(Source excerpt):
• • • •
Thanks Mike. Operator, let’s begin the Q&A.
Operator
Thank you. We will now begin the question-and-answer session. Our first question will come from Amit Daryani with Evercore. Please go ahead. Pardon, Amit, your line might be muted.
Can you hear me?
Yeah, we can hear now.
Okay. So this is Abdulla speaking in for Amit. So I think your guys' cloud ARR expectation is coming down by $100 million versus prior expectations. And I just wanted to ask whether you guys could perhaps touch on the softness there? Is this more on compute, storage or analytics? And maybe if there's one cloud provider where the ramps are more challenged versus not? I would appreciate any details here. Thank you.
We expect to see the continuation of some trends from Q2, particularly in our consumption-oriented cloud offerings, especially in cloud storage services, which were impacted by customers looking to reduce spending. This could mean they either use less capacity with our services or we assist them in migrating workloads from a high-performance tier to a more cost-effective tier, ensuring they continue to see value with us. Additionally, we noticed in Q2 that some project-based workloads, like large-scale semiconductor design, reached their natural conclusion. We expect some of those workloads to return in early next calendar year, but we are being careful with our expectations. Lastly, with our Cloud Insights product, we have been focusing on refining its use case. We have seen some initial success with acquiring new customers for Cloud Insights, but we remain cautious about its future growth rate until we see more evidence of success. Overall, I did not notice any significant differences among the various cloud providers. Our relationship with Microsoft remains the strongest, as we have collaborated with them the longest, and they experienced the most significant impact this quarter.
Thank you. Next question please.
Operator
Our next question will come from Mehdi Hosseini with SIG. Please go ahead.
Yes. Thanks for taking my question. Two follow-ups. George, if I just take your guidance commentary, you suggest that all-flash array revenues should show Q-over-Q and year-over-year decline in January quarter?
We didn't provide specific guidance regarding all-flash array revenue. We have given guidance at the total company level and are being cautious about our outlook based on what we observed during the quarter and the ongoing macroeconomic conditions. We are not offering guidance for any specific product category at this time.
Just that's what I walked away with. Is that a realistic assumption for all-flash array revenues were to decline?
We're not guiding down to the product line, Mehdi. Sorry, that we can't help you with that.
Yeah, that's fine. At least I tried. Regarding your comment about chip design, there is clearly product migration, and new products for AI applications are expected to be introduced. You also mentioned that this should contribute to a rebound in cloud data services. I want to understand your underlying assumption. Do you believe that the product transition will ramp up in early calendar year? Is your guidance on cloud data services completely derisked due to this transition? Transitions sometimes take longer, and I’m curious about the key assumptions involved.
I think with our cloud outlook, we've been cautious to address three topics, right? One is consumption services on the cloud are being impacted by customers reducing spend either by optimizing the performance level that they use or the total capacity they use in our cloud storage services. That will happen for a period of time and then we will see build back. We don't see that yet in the outlook. I think with regard to project-based workloads, listen, there are lots of different customers with different projects. I think in this case; we saw a few large projects come off our environment. And we've been cautious about how many of those come back in terms of our outlook. It will take time for them to come back as new projects and new chip designs. We are the only option in the public cloud for semiconductor chip design technologies to be verified as a cloud service. So, we expect, over time, more and more customers will use our cloud services but that will take time. And then I think in our CloudOps portfolio, as I said, we are pleased with the work that we've done so far. There's still more work to be done. And so we're being appropriately cautious about how fast that product portfolio, especially Cloud Insights grows in the second half of this year.
• • • •
(Excerpted records):
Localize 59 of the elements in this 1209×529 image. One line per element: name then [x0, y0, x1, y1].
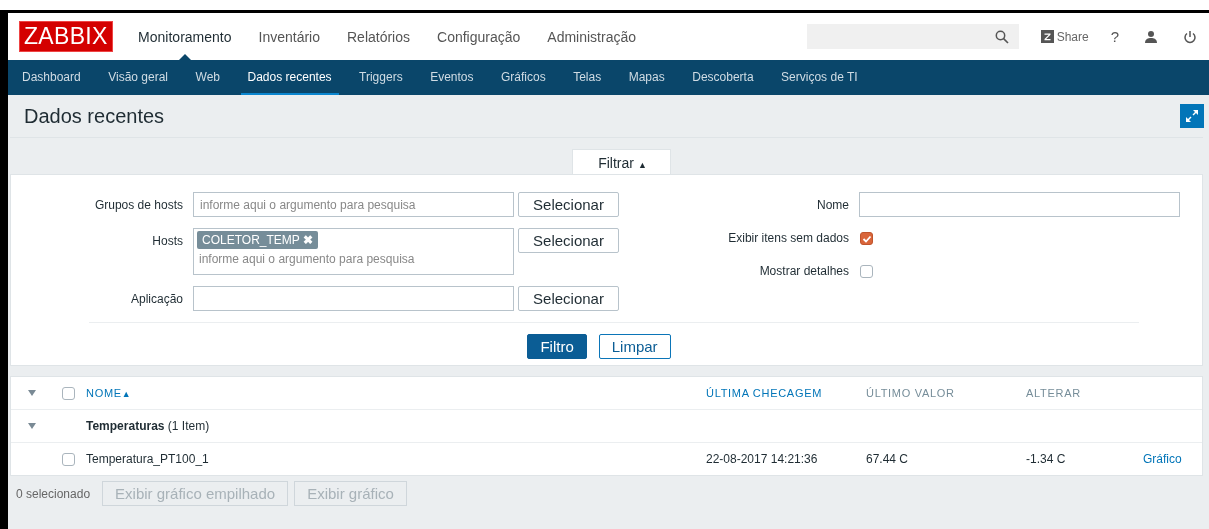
subnav-item[interactable]: Mapas [621, 60, 672, 95]
field-label: Hosts [151, 233, 183, 248]
name-field[interactable] [859, 192, 1180, 217]
input-field[interactable]: informe aqui o argumento para pesquisa [193, 192, 514, 217]
select-button[interactable]: Selecionar [518, 228, 619, 253]
share-logo-icon [1040, 30, 1054, 43]
checkbox[interactable] [860, 265, 873, 278]
subnav-item[interactable]: Gráficos [494, 60, 553, 95]
select-button[interactable]: Selecionar [518, 192, 619, 217]
group-toggle-icon[interactable] [28, 423, 36, 429]
main-menu-item[interactable]: Relatórios [333, 13, 424, 60]
subnav-item[interactable]: Triggers [352, 60, 410, 95]
share-link[interactable]: Share [1040, 29, 1089, 44]
field-label: Nome [816, 197, 849, 212]
column-header[interactable]: NOME▲ [86, 387, 132, 399]
selected-count: 0 selecionado [16, 486, 91, 501]
filter-tab[interactable]: Filtrar ▲ [572, 149, 671, 174]
filter-button[interactable]: Filtro [527, 334, 587, 359]
help-link[interactable]: ? [1110, 28, 1119, 45]
user-icon[interactable] [1144, 29, 1158, 44]
column-header[interactable]: ÚLTIMO VALOR [866, 387, 955, 399]
select-all-checkbox[interactable] [62, 386, 75, 400]
search-icon[interactable] [994, 29, 1009, 44]
subnav-item[interactable]: Serviços de TI [774, 60, 865, 95]
checkbox[interactable] [860, 232, 873, 245]
subnav-item[interactable]: Eventos [423, 60, 481, 95]
checkbox-label: Mostrar detalhes [758, 263, 849, 278]
select-button[interactable]: Selecionar [518, 286, 619, 311]
column-header[interactable]: ÚLTIMA CHECAGEM [706, 387, 823, 399]
subnav-item[interactable]: Descoberta [685, 60, 761, 95]
subnav-item[interactable]: Telas [566, 60, 609, 95]
main-menu-item[interactable]: Inventário [245, 13, 334, 60]
checkbox-label: Exibir itens sem dados [727, 230, 849, 245]
field-label: Grupos de hosts [93, 197, 183, 212]
fullscreen-button[interactable] [1180, 104, 1204, 128]
reset-button[interactable]: Limpar [598, 334, 671, 359]
row-checkbox[interactable] [62, 452, 75, 466]
table-cell: -1.34 C [1026, 452, 1066, 466]
table-cell: Temperatura_PT100_1 [86, 452, 209, 466]
field-label: Aplicação [129, 291, 183, 306]
column-header[interactable]: ALTERAR [1026, 387, 1081, 399]
subnav-item[interactable]: Dados recentes [240, 60, 339, 95]
subnav-item[interactable]: Web [188, 60, 227, 95]
graph-link[interactable]: Gráfico [1143, 452, 1182, 466]
input-field[interactable] [193, 286, 514, 311]
table-cell: 67.44 C [866, 452, 909, 466]
zabbix-logo[interactable]: ZABBIX [19, 21, 113, 52]
page-title: Dados recentes [24, 104, 166, 128]
group-name: Temperaturas (1 Item) [86, 419, 210, 433]
subnav-item[interactable]: Dashboard [15, 60, 88, 95]
main-menu-item[interactable]: Monitoramento [124, 13, 245, 60]
power-icon[interactable] [1183, 29, 1197, 44]
main-menu-item[interactable]: Administração [533, 13, 650, 60]
main-menu-item[interactable]: Configuração [423, 13, 534, 60]
table-cell: 22-08-2017 14:21:36 [706, 452, 818, 466]
expand-icon [1185, 109, 1199, 123]
search-field[interactable] [806, 24, 1019, 49]
subnav-item[interactable]: Visão geral [101, 60, 176, 95]
collapse-toggle-icon[interactable] [28, 390, 36, 396]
• • • •
(Task list):
A – In the earnings call transcript, which cloud provider is the company's strongest relationship?
B – Decide whether each statement agrees with the earnings call transcript. Answer yes or no for each, and quote the deciding words.
(i) The company gave specific guidance for all-flash array revenue.
(ii) In Q2, some project-based workloads, such as large-scale semiconductor design, reached their natural conclusion.
(iii) Significant differences were noticed among the various cloud providers.

(Responses):
A – Microsoft, because the company has collaborated with it the longest.

B –
(i) No: "We didn't provide specific guidance regarding all-flash array revenue."
(ii) Yes: "we noticed in Q2 that some project-based workloads, like large-scale semiconductor design, reached their natural conclusion."
(iii) No: "Overall, I did not notice any significant differences among the various cloud providers."